### Task directions
Give the count of lines containing the string "nonché", with no other output.

### Saved entries
########

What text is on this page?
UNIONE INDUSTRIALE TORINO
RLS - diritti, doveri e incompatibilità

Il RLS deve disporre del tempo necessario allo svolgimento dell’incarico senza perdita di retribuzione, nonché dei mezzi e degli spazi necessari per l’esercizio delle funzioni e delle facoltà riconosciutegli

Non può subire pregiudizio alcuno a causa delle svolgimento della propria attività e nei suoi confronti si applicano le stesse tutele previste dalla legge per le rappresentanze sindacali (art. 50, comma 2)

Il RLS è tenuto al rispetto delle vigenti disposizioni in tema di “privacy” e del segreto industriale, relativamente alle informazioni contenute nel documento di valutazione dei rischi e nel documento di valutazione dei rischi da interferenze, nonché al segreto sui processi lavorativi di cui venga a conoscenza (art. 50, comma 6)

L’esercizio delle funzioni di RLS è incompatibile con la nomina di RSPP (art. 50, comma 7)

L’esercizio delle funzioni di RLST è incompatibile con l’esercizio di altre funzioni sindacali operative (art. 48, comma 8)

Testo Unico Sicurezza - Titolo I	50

########

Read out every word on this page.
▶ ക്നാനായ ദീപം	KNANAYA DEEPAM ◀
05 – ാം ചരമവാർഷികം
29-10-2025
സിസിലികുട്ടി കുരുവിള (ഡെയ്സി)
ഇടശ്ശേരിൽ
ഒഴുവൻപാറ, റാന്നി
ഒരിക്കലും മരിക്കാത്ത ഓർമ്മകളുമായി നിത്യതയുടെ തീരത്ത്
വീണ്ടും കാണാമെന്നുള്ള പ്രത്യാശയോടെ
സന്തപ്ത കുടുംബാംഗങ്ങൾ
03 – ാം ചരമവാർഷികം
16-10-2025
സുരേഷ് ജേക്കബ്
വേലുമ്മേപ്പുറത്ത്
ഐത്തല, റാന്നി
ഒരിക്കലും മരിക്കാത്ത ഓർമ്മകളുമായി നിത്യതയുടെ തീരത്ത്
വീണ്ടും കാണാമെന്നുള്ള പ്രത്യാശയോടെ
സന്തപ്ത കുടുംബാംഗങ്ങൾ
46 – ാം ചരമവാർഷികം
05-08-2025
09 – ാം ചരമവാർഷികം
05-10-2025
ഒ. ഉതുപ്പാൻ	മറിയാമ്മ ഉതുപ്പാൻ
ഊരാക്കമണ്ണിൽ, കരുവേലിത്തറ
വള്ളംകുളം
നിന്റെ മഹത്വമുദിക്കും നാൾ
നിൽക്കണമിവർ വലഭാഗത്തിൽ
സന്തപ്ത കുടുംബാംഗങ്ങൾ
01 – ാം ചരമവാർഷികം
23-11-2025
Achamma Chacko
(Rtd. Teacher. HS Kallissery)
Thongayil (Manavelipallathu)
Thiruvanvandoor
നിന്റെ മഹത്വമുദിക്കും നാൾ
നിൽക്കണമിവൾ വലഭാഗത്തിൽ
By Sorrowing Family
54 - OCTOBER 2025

########

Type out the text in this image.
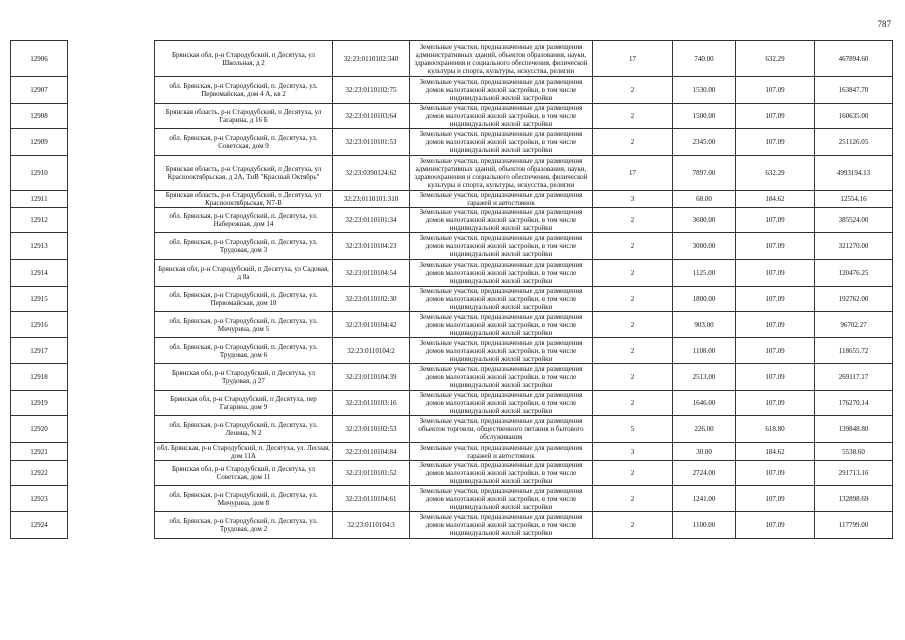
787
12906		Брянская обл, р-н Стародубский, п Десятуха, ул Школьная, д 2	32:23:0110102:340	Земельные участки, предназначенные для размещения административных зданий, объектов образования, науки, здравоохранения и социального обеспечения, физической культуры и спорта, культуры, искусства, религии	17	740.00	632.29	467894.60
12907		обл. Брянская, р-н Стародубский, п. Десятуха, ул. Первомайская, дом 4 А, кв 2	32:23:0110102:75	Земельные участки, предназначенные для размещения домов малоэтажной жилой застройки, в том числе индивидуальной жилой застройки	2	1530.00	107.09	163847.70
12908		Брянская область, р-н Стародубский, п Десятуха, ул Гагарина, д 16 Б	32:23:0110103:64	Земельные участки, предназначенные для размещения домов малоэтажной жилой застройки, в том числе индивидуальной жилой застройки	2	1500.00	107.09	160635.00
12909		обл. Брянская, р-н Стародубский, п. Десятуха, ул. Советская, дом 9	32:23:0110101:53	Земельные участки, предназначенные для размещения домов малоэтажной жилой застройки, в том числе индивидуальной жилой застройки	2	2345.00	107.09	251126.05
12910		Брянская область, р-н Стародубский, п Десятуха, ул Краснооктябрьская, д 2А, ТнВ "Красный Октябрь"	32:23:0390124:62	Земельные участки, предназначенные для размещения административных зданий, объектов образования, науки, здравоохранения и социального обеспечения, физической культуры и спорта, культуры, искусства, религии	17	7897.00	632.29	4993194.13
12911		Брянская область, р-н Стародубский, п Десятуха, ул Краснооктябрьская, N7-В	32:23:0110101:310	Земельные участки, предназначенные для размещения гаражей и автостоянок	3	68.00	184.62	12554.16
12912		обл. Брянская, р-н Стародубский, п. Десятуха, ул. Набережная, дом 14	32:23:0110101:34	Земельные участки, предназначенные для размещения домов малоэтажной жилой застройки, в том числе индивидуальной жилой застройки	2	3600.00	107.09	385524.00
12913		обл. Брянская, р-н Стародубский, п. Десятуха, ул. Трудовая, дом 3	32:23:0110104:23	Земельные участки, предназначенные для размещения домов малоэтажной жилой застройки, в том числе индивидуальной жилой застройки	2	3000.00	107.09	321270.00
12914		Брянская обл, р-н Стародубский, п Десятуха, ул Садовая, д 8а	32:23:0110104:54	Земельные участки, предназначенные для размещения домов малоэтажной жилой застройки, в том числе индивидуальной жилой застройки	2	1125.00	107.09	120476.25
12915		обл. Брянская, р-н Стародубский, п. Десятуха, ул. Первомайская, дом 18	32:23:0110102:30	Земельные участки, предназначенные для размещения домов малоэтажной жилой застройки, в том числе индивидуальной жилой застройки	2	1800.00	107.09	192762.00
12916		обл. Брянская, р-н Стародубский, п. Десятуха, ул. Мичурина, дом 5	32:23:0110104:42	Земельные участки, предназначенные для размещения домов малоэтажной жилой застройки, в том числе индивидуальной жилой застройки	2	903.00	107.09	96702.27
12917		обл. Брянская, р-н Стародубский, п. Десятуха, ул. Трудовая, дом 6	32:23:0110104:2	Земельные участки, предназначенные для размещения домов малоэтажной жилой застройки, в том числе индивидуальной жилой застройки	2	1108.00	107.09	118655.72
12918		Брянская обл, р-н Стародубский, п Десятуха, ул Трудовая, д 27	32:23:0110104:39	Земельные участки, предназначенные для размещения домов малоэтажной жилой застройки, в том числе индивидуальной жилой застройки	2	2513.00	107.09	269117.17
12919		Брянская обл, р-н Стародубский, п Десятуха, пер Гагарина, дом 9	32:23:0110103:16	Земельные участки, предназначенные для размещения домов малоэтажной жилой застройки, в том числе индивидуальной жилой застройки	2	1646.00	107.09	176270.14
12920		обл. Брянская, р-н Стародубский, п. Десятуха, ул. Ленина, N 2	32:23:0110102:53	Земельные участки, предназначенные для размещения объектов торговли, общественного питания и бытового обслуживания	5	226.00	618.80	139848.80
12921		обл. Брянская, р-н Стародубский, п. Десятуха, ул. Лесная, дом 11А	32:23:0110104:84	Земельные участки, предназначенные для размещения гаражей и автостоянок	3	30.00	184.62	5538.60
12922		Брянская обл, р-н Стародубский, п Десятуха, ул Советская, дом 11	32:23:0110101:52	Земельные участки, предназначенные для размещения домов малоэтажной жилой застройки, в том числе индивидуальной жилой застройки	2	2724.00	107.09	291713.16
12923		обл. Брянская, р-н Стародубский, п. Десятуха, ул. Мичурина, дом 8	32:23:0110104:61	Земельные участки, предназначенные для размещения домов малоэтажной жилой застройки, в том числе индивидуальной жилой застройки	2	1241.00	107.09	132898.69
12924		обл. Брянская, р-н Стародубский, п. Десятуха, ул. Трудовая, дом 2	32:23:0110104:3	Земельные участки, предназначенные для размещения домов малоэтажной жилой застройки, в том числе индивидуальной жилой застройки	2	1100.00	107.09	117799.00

########

### Finished answer
2